- _WRITTEN PROBLEM_: Pull every line of the entries that has the word "distancia".

[Dataset excerpt]
• • • • •
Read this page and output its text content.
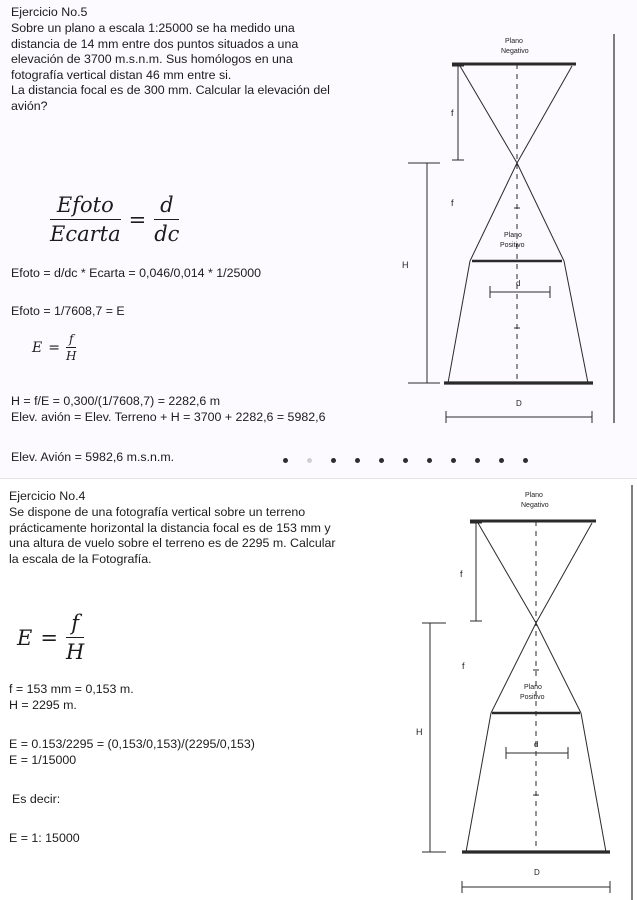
Ejercicio No.5
Sobre un plano a escala 1:25000 se ha medido una
distancia de 14 mm entre dos puntos situados a una
elevación de 3700 m.s.n.m. Sus homólogos en una
fotografía vertical distan 46 mm entre si.
La distancia focal es de 300 mm. Calcular la elevación del
avión?
Efoto
Ecarta
=
d
dc
Efoto = d/dc * Ecarta = 0,046/0,014 * 1/25000
Efoto = 1/7608,7 = E
E =
f
H
H = f/E = 0,300/(1/7608,7) = 2282,6 m
Elev. avión = Elev. Terreno + H = 3700 + 2282,6 = 5982,6
Elev. Avión = 5982,6 m.s.n.m.
Plano
Negativo
f
f
Plano
Positivo
H
d
D
Ejercicio No.4
Se dispone de una fotografía vertical sobre un terreno
prácticamente horizontal la distancia focal es de 153 mm y
una altura de vuelo sobre el terreno es de 2295 m. Calcular
la escala de la Fotografía.
E =
f
H
f = 153 mm = 0,153 m.
H = 2295 m.
E = 0.153/2295 = (0,153/0,153)/(2295/0,153)
E = 1/15000
Es decir:
E = 1: 15000
Plano
Negativo
f
f
Plano
Positivo
H
d
D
• • • • •
- _FINISHED TASK_:
distancia de 14 mm entre dos puntos situados a una
La distancia focal es de 300 mm. Calcular la elevación del
prácticamente horizontal la distancia focal es de 153 mm y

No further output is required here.